Required task: Can you transcribe the records word for word, from the start up to and including the line with "cell-fornec[interactable]: 227 [246,110,311,131]"?

Supplied records:

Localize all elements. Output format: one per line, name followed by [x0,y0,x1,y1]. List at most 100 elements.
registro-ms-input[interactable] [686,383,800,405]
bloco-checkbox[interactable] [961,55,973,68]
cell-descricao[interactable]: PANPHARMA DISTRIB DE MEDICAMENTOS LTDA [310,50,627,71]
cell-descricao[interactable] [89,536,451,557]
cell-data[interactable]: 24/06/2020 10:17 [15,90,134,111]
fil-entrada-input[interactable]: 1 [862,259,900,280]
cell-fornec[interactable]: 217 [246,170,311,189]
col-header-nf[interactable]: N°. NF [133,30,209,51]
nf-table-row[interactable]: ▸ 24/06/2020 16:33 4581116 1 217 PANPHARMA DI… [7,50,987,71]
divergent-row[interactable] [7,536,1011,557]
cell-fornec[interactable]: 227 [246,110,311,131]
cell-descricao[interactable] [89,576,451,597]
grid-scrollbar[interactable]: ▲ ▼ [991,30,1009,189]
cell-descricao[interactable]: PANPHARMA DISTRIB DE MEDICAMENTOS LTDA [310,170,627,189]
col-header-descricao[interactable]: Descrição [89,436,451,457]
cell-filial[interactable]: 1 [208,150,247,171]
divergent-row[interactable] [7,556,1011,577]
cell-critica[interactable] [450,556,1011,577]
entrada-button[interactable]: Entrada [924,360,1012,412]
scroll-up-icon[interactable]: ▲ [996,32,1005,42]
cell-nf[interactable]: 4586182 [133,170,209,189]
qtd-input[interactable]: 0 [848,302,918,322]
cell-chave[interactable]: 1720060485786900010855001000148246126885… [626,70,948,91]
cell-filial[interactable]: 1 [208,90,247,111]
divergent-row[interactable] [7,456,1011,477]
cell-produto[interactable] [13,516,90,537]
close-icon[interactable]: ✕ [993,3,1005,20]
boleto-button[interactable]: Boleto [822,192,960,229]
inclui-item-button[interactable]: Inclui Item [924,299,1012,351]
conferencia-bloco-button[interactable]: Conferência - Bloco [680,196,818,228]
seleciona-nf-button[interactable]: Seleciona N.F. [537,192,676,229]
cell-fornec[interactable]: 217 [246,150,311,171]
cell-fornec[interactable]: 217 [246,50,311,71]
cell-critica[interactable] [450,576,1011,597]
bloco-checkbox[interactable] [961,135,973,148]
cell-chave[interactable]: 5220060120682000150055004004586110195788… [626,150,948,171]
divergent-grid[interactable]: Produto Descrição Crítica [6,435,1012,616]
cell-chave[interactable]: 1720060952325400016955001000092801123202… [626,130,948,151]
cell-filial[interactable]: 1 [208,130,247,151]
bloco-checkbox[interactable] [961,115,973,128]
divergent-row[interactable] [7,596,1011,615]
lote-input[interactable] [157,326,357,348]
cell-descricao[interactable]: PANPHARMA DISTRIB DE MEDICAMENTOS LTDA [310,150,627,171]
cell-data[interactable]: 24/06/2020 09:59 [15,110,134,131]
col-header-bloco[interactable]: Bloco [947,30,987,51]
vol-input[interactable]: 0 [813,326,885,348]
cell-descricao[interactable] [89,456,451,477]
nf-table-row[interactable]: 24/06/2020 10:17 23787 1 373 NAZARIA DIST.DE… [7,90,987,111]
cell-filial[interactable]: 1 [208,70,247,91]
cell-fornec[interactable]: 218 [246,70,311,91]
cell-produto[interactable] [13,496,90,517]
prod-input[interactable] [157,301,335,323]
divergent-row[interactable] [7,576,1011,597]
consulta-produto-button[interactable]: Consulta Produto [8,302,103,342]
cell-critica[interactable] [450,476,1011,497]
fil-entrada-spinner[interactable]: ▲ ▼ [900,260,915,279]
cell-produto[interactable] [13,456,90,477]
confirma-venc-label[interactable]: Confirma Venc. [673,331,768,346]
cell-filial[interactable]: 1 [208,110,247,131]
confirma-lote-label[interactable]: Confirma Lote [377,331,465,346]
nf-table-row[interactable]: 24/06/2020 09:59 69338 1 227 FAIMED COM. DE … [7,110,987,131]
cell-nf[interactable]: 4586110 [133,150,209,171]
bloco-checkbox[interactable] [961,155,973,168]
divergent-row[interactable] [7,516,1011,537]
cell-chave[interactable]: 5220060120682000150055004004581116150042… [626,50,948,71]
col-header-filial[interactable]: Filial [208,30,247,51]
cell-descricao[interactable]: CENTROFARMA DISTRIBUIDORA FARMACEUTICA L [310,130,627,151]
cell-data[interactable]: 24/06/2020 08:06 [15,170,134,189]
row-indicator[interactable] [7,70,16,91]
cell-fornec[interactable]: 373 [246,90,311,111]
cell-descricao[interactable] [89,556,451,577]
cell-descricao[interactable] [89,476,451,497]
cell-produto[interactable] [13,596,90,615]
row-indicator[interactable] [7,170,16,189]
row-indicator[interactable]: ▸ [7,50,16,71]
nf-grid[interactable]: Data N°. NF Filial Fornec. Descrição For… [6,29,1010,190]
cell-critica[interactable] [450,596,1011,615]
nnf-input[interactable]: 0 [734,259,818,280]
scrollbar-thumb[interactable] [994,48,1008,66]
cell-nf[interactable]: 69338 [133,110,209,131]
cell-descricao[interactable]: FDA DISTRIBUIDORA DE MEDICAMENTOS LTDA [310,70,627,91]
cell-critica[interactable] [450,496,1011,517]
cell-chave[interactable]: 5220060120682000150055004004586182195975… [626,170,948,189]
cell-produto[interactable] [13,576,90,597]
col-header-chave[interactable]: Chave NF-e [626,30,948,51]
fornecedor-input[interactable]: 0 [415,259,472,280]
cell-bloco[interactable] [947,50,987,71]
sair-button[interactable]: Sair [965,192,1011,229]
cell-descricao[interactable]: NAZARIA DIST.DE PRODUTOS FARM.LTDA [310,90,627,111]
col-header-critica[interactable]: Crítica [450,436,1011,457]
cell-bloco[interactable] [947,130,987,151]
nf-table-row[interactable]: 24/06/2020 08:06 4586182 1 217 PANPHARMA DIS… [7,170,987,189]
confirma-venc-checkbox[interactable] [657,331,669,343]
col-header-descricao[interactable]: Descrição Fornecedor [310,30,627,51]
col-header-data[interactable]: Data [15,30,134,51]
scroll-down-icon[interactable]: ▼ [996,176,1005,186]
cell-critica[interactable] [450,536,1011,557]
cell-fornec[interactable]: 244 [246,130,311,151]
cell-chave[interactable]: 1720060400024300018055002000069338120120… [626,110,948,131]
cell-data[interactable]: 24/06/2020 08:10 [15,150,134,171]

Expected answer:
Localize all elements. Output format: one per line, name followed by [x0,y0,x1,y1]. List at most 100 elements.
registro-ms-input[interactable] [686,383,800,405]
bloco-checkbox[interactable] [961,55,973,68]
cell-descricao[interactable]: PANPHARMA DISTRIB DE MEDICAMENTOS LTDA [310,50,627,71]
cell-descricao[interactable] [89,536,451,557]
cell-data[interactable]: 24/06/2020 10:17 [15,90,134,111]
fil-entrada-input[interactable]: 1 [862,259,900,280]
cell-fornec[interactable]: 217 [246,170,311,189]
col-header-nf[interactable]: N°. NF [133,30,209,51]
nf-table-row[interactable]: ▸ 24/06/2020 16:33 4581116 1 217 PANPHARMA DI… [7,50,987,71]
divergent-row[interactable] [7,536,1011,557]
cell-fornec[interactable]: 227 [246,110,311,131]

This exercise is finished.